(Saved entries)
■ ■ ■

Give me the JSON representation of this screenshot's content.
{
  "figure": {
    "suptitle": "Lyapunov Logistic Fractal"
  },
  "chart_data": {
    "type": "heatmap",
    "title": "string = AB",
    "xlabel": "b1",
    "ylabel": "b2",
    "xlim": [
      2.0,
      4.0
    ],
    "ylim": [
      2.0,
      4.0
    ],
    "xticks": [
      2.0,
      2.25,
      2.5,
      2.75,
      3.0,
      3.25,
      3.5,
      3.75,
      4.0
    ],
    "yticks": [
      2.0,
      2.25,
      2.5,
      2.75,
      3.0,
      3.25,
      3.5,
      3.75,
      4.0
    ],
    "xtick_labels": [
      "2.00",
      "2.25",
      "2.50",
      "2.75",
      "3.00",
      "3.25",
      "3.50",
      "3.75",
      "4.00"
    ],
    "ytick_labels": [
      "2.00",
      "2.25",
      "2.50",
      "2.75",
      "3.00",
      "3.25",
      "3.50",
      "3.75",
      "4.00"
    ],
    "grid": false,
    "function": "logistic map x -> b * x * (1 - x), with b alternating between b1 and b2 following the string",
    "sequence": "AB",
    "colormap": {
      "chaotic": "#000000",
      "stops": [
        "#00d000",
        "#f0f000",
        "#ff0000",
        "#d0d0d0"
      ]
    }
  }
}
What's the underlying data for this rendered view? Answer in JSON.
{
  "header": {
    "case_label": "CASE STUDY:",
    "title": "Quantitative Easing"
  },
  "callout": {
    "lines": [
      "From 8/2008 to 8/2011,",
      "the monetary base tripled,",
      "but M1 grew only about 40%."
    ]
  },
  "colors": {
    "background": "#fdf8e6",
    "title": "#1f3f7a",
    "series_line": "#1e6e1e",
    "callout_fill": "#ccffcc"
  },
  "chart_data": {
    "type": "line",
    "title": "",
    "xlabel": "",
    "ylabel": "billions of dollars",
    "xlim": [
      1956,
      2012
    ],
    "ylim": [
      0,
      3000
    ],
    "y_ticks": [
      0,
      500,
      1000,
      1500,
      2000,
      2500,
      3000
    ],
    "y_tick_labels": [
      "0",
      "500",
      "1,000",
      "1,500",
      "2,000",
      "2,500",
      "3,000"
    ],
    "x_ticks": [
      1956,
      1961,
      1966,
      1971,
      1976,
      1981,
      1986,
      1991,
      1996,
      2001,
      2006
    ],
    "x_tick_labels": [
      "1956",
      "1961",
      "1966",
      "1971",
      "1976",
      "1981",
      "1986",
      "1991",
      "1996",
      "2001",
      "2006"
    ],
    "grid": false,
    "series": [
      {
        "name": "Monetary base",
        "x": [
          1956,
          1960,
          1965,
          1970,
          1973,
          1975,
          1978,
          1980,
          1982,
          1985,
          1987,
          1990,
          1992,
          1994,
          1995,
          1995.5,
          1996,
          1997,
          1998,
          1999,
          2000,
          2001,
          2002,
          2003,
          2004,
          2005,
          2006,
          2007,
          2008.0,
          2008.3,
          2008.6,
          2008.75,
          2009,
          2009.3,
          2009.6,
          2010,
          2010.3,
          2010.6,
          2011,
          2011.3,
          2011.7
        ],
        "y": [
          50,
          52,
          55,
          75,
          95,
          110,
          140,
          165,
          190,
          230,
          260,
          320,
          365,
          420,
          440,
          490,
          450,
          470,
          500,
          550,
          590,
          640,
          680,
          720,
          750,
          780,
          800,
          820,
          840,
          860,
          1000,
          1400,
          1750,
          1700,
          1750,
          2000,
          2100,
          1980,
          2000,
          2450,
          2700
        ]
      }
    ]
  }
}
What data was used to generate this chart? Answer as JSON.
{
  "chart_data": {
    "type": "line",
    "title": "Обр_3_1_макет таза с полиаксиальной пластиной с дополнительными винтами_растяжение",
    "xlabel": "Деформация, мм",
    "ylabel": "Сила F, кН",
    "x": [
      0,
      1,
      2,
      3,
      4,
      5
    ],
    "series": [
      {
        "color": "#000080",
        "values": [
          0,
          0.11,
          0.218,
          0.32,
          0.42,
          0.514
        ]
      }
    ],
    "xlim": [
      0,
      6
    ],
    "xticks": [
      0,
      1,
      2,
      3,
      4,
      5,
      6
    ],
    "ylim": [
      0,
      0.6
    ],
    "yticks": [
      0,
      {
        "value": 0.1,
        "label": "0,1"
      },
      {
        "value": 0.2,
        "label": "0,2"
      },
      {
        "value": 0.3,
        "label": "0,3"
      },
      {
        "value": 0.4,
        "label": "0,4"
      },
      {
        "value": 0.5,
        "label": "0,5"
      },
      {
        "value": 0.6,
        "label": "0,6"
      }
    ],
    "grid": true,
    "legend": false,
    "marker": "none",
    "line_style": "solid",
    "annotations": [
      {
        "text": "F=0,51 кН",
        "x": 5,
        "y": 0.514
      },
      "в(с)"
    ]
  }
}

■ ■ ■

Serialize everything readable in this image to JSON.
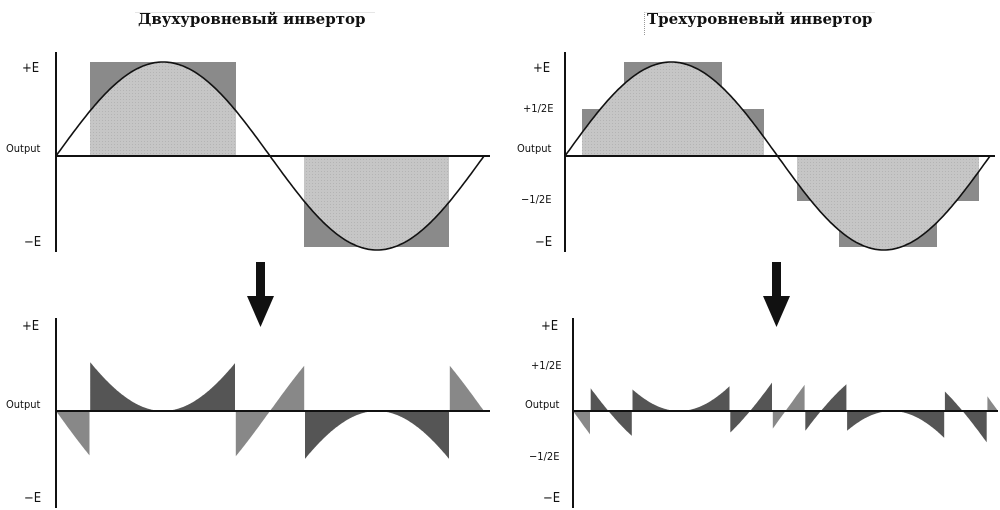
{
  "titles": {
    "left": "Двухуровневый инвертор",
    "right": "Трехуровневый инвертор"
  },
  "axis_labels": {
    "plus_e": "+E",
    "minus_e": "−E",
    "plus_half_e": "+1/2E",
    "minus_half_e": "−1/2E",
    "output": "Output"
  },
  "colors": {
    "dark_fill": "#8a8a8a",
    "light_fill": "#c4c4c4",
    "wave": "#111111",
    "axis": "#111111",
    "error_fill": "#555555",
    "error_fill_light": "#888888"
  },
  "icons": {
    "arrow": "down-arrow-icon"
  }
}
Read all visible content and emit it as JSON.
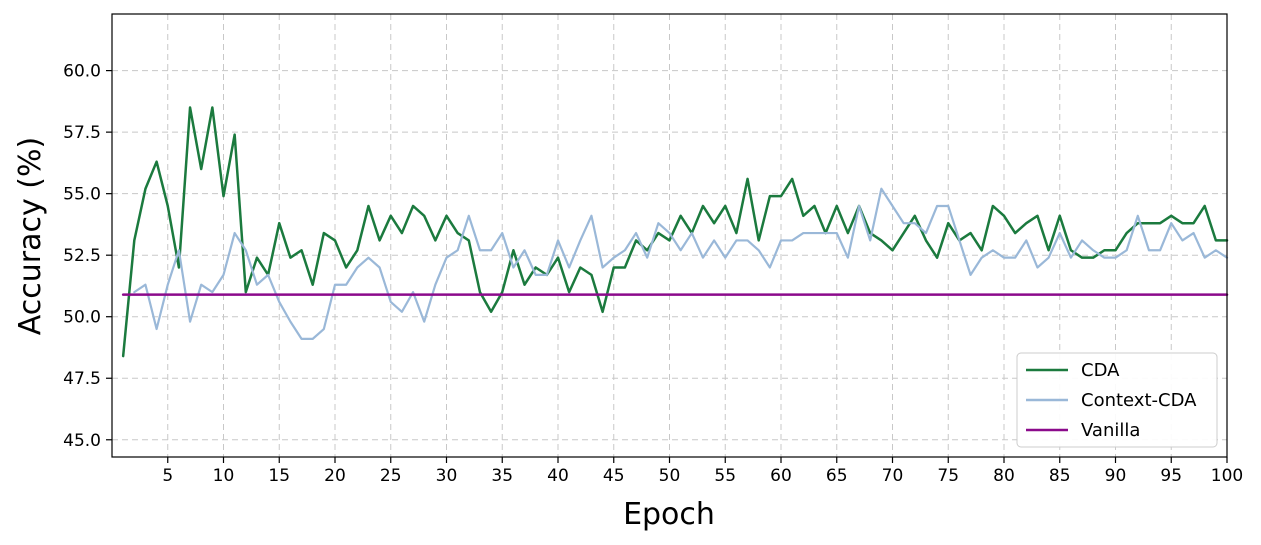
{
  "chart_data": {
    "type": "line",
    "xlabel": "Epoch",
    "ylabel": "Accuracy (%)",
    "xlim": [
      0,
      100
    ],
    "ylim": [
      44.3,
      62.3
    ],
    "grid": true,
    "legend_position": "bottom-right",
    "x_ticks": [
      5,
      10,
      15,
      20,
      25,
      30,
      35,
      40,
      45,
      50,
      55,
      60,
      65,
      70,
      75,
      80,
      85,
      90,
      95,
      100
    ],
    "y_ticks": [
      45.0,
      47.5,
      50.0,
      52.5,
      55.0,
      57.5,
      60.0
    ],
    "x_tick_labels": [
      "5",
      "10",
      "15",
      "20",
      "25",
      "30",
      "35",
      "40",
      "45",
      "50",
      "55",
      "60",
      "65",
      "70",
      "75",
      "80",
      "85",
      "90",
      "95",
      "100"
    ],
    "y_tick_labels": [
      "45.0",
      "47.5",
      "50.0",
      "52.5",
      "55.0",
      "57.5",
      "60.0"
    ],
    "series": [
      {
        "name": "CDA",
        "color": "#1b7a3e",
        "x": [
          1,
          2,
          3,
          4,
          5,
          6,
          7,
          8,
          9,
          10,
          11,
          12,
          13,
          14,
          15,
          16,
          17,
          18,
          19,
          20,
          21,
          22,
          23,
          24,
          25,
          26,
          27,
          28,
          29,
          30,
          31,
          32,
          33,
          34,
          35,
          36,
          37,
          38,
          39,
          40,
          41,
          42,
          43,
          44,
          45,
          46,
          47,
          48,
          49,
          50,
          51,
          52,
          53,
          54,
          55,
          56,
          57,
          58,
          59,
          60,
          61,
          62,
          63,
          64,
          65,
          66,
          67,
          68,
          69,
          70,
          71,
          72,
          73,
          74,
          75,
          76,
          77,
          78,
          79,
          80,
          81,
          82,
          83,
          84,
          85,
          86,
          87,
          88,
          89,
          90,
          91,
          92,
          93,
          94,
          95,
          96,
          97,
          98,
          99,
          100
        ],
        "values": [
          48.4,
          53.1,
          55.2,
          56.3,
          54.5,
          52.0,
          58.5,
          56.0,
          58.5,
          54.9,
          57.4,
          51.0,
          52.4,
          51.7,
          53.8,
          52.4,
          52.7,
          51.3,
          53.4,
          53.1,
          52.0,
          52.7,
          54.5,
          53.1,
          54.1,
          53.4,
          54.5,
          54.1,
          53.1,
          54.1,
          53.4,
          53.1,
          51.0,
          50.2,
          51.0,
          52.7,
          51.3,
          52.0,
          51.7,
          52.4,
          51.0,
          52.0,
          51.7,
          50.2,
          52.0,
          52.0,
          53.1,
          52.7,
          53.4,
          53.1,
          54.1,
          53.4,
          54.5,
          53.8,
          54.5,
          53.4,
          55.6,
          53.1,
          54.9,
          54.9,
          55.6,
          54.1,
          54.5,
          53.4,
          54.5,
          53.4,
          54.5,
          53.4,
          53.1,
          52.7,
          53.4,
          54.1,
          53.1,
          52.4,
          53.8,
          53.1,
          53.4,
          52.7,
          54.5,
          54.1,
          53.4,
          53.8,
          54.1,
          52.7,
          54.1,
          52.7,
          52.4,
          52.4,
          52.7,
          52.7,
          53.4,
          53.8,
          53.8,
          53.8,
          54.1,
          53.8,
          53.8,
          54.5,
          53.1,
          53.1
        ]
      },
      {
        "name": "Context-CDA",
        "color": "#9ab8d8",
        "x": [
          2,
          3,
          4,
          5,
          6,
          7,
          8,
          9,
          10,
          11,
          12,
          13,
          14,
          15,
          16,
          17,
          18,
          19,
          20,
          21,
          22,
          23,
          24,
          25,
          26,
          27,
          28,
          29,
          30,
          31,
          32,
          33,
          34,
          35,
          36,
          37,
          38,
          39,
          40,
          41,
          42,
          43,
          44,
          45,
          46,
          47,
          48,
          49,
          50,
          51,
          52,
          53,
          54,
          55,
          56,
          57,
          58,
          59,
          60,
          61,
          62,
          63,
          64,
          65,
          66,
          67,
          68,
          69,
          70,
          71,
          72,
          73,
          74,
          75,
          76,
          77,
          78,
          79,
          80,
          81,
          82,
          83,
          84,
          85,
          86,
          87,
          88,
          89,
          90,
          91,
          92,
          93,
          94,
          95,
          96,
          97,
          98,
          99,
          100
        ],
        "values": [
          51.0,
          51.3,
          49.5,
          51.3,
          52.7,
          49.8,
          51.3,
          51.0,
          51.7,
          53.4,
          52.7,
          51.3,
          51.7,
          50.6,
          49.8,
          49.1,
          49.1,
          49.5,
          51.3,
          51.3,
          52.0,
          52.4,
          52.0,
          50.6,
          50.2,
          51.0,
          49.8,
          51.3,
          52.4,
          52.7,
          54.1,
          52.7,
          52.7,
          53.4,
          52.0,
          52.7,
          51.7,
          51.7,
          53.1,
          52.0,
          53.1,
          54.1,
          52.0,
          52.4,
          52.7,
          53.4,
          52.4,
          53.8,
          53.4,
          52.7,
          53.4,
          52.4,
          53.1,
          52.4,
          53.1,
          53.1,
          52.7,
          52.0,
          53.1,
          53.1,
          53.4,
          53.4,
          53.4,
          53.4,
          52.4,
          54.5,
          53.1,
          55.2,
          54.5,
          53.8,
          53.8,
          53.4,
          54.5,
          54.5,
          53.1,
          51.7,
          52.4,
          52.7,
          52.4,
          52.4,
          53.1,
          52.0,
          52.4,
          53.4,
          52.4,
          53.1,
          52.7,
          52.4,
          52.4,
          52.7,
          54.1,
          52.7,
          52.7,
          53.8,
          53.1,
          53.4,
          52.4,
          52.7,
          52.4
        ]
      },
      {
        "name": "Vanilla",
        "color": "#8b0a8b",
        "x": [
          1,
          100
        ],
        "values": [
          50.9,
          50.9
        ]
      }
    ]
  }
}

■ ■ ■

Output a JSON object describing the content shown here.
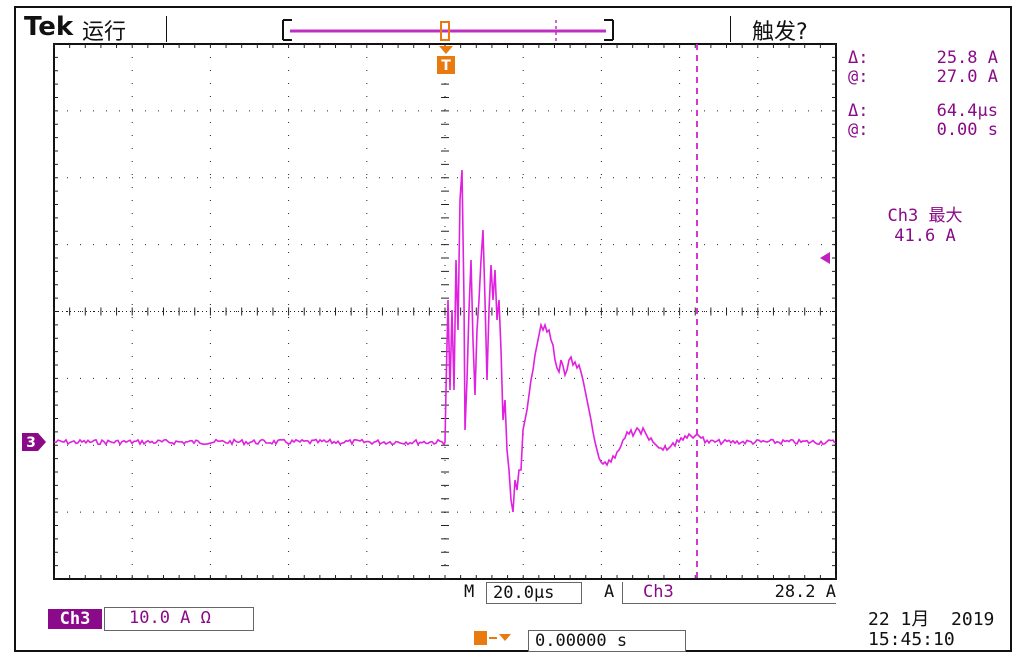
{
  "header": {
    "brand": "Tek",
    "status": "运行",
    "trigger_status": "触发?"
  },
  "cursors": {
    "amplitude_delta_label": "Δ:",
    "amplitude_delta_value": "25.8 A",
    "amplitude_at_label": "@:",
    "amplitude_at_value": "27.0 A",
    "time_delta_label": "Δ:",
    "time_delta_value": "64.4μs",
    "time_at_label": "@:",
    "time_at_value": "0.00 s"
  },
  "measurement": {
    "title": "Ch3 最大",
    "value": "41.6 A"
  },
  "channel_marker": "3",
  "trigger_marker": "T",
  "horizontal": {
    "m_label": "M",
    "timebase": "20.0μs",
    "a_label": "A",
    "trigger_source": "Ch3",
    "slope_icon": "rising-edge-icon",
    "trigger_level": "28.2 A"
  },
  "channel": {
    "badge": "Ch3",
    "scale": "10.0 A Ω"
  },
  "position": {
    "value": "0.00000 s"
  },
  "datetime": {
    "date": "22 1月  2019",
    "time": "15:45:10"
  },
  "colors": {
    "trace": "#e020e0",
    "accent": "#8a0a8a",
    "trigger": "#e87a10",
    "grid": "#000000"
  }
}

■ ■ ■

◆ Work to be completed
Among the entries above, how many lines include the word "string"? Reply with the number only.

◆ Completed exercise
2